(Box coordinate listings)
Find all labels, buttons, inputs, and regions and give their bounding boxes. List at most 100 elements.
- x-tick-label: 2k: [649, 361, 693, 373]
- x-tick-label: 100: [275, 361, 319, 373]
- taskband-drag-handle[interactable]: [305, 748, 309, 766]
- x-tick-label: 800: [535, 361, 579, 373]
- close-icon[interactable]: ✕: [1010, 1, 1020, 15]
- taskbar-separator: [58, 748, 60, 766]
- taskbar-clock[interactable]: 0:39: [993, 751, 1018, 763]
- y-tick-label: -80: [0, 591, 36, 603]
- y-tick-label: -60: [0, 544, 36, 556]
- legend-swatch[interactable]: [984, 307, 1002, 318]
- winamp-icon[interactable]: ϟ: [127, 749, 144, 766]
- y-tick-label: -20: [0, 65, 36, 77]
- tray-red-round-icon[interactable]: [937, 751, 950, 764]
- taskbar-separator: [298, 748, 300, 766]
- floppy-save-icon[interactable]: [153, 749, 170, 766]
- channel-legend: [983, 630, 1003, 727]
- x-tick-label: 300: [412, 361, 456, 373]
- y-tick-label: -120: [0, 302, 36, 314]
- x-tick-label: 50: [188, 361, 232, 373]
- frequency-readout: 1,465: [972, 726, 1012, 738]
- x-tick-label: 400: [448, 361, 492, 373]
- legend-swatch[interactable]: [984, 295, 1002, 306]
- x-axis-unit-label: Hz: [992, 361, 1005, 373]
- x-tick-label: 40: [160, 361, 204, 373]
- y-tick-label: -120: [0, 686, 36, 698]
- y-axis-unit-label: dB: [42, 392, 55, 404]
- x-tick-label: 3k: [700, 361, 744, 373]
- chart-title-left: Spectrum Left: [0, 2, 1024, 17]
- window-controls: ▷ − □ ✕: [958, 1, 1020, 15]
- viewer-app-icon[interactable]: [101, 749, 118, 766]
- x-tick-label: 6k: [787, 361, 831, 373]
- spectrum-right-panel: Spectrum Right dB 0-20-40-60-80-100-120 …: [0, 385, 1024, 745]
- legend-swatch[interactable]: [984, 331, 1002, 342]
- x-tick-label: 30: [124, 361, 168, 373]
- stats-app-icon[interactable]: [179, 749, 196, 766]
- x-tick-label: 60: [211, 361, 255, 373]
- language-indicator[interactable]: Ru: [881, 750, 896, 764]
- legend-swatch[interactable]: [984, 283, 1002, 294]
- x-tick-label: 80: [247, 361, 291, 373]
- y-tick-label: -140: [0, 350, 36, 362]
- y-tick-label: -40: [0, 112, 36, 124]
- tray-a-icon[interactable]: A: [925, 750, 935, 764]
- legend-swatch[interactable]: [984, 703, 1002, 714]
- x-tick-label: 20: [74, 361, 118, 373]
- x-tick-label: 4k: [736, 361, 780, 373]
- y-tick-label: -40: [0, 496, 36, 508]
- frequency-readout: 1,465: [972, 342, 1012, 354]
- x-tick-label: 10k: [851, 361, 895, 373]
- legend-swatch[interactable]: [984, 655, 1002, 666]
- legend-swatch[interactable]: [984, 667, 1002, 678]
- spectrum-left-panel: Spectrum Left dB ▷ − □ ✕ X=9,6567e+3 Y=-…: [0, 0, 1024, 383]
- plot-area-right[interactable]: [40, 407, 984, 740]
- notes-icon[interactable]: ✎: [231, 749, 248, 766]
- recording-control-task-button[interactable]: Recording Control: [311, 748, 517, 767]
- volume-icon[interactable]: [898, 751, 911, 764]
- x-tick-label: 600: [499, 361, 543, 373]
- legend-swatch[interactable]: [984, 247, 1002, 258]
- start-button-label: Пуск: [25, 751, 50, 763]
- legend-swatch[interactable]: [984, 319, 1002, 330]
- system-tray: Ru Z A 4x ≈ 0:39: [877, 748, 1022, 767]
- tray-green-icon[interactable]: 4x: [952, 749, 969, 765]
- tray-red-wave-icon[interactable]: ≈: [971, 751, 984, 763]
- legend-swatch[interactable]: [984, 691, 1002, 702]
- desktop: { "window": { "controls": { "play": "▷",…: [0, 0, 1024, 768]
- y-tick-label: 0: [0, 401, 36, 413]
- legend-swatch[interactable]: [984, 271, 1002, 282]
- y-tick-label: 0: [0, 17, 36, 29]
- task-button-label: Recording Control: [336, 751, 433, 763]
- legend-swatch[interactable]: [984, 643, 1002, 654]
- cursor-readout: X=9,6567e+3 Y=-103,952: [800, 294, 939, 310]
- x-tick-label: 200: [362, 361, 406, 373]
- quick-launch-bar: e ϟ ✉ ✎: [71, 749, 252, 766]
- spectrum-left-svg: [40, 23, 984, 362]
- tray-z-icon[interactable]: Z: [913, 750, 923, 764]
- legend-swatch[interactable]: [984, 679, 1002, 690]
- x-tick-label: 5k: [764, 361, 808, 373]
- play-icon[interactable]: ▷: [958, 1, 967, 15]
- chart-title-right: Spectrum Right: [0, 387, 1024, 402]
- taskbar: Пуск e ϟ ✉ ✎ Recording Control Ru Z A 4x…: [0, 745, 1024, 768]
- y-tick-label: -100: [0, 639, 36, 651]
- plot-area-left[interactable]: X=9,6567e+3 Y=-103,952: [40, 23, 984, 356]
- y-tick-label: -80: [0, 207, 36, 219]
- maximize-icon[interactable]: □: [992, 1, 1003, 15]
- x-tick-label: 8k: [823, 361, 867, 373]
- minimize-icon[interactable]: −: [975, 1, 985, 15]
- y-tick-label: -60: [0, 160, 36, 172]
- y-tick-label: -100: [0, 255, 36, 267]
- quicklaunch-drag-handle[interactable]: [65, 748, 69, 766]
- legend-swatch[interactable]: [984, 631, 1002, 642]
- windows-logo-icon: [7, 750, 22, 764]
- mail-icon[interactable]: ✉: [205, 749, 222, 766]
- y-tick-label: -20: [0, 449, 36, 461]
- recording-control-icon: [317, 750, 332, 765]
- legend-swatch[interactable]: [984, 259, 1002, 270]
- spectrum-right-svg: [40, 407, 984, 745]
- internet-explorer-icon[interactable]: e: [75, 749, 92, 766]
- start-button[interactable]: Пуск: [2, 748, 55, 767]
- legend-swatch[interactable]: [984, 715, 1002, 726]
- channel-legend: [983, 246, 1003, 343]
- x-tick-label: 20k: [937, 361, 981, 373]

§ **PROBLEM STATEMENT**: Copy the records above line for line, with nothing changed.

§ **WRITTEN RESPONSE**:
Find all labels, buttons, inputs, and regions and give their bounding boxes. List at most 100 elements.
- x-tick-label: 2k: [649, 361, 693, 373]
- x-tick-label: 100: [275, 361, 319, 373]
- taskband-drag-handle[interactable]: [305, 748, 309, 766]
- x-tick-label: 800: [535, 361, 579, 373]
- close-icon[interactable]: ✕: [1010, 1, 1020, 15]
- taskbar-separator: [58, 748, 60, 766]
- taskbar-clock[interactable]: 0:39: [993, 751, 1018, 763]
- y-tick-label: -80: [0, 591, 36, 603]
- y-tick-label: -60: [0, 544, 36, 556]
- legend-swatch[interactable]: [984, 307, 1002, 318]
- winamp-icon[interactable]: ϟ: [127, 749, 144, 766]
- y-tick-label: -20: [0, 65, 36, 77]
- tray-red-round-icon[interactable]: [937, 751, 950, 764]
- taskbar-separator: [298, 748, 300, 766]
- floppy-save-icon[interactable]: [153, 749, 170, 766]
- channel-legend: [983, 630, 1003, 727]
- x-tick-label: 300: [412, 361, 456, 373]
- y-tick-label: -120: [0, 302, 36, 314]
- x-tick-label: 50: [188, 361, 232, 373]
- frequency-readout: 1,465: [972, 726, 1012, 738]
- x-tick-label: 400: [448, 361, 492, 373]
- legend-swatch[interactable]: [984, 295, 1002, 306]
- x-axis-unit-label: Hz: [992, 361, 1005, 373]
- x-tick-label: 40: [160, 361, 204, 373]
- y-tick-label: -120: [0, 686, 36, 698]
- y-axis-unit-label: dB: [42, 392, 55, 404]
- x-tick-label: 3k: [700, 361, 744, 373]
- chart-title-left: Spectrum Left: [0, 2, 1024, 17]
- window-controls: ▷ − □ ✕: [958, 1, 1020, 15]
- viewer-app-icon[interactable]: [101, 749, 118, 766]
- x-tick-label: 6k: [787, 361, 831, 373]
- spectrum-right-panel: Spectrum Right dB 0-20-40-60-80-100-120 …: [0, 385, 1024, 745]
- legend-swatch[interactable]: [984, 331, 1002, 342]
- x-tick-label: 30: [124, 361, 168, 373]
- stats-app-icon[interactable]: [179, 749, 196, 766]
- x-tick-label: 60: [211, 361, 255, 373]
- language-indicator[interactable]: Ru: [881, 750, 896, 764]
- legend-swatch[interactable]: [984, 283, 1002, 294]
- x-tick-label: 80: [247, 361, 291, 373]
- y-tick-label: -140: [0, 350, 36, 362]
- y-tick-label: -40: [0, 112, 36, 124]
- tray-a-icon[interactable]: A: [925, 750, 935, 764]
- legend-swatch[interactable]: [984, 703, 1002, 714]
- x-tick-label: 20: [74, 361, 118, 373]
- x-tick-label: 4k: [736, 361, 780, 373]
- y-tick-label: -40: [0, 496, 36, 508]
- frequency-readout: 1,465: [972, 342, 1012, 354]
- x-tick-label: 10k: [851, 361, 895, 373]
- legend-swatch[interactable]: [984, 655, 1002, 666]
- legend-swatch[interactable]: [984, 667, 1002, 678]
- spectrum-left-panel: Spectrum Left dB ▷ − □ ✕ X=9,6567e+3 Y=-…: [0, 0, 1024, 383]
- plot-area-right[interactable]: [40, 407, 984, 740]
- notes-icon[interactable]: ✎: [231, 749, 248, 766]
- recording-control-task-button[interactable]: Recording Control: [311, 748, 517, 767]
- volume-icon[interactable]: [898, 751, 911, 764]
- x-tick-label: 600: [499, 361, 543, 373]
- legend-swatch[interactable]: [984, 247, 1002, 258]
- start-button-label: Пуск: [25, 751, 50, 763]
- legend-swatch[interactable]: [984, 319, 1002, 330]
- system-tray: Ru Z A 4x ≈ 0:39: [877, 748, 1022, 767]
- tray-green-icon[interactable]: 4x: [952, 749, 969, 765]
- tray-red-wave-icon[interactable]: ≈: [971, 751, 984, 763]
- legend-swatch[interactable]: [984, 691, 1002, 702]
- desktop: { "window": { "controls": { "play": "▷",…: [0, 0, 1024, 768]
- y-tick-label: 0: [0, 401, 36, 413]
- legend-swatch[interactable]: [984, 271, 1002, 282]
- y-tick-label: 0: [0, 17, 36, 29]
- task-button-label: Recording Control: [336, 751, 433, 763]
- legend-swatch[interactable]: [984, 643, 1002, 654]
- cursor-readout: X=9,6567e+3 Y=-103,952: [800, 294, 939, 310]
- x-tick-label: 200: [362, 361, 406, 373]
- quick-launch-bar: e ϟ ✉ ✎: [71, 749, 252, 766]
- spectrum-left-svg: [40, 23, 984, 362]
- tray-z-icon[interactable]: Z: [913, 750, 923, 764]
- legend-swatch[interactable]: [984, 679, 1002, 690]
- x-tick-label: 5k: [764, 361, 808, 373]
- play-icon[interactable]: ▷: [958, 1, 967, 15]
- chart-title-right: Spectrum Right: [0, 387, 1024, 402]
- taskbar: Пуск e ϟ ✉ ✎ Recording Control Ru Z A 4x…: [0, 745, 1024, 768]
- y-tick-label: -100: [0, 639, 36, 651]
- plot-area-left[interactable]: X=9,6567e+3 Y=-103,952: [40, 23, 984, 356]
- y-tick-label: -80: [0, 207, 36, 219]
- maximize-icon[interactable]: □: [992, 1, 1003, 15]
- x-tick-label: 8k: [823, 361, 867, 373]
- minimize-icon[interactable]: −: [975, 1, 985, 15]
- y-tick-label: -60: [0, 160, 36, 172]
- y-tick-label: -100: [0, 255, 36, 267]
- quicklaunch-drag-handle[interactable]: [65, 748, 69, 766]
- legend-swatch[interactable]: [984, 631, 1002, 642]
- windows-logo-icon: [7, 750, 22, 764]
- mail-icon[interactable]: ✉: [205, 749, 222, 766]
- y-tick-label: -20: [0, 449, 36, 461]
- recording-control-icon: [317, 750, 332, 765]
- legend-swatch[interactable]: [984, 259, 1002, 270]
- spectrum-right-svg: [40, 407, 984, 745]
- internet-explorer-icon[interactable]: e: [75, 749, 92, 766]
- start-button[interactable]: Пуск: [2, 748, 55, 767]
- legend-swatch[interactable]: [984, 715, 1002, 726]
- channel-legend: [983, 246, 1003, 343]
- x-tick-label: 20k: [937, 361, 981, 373]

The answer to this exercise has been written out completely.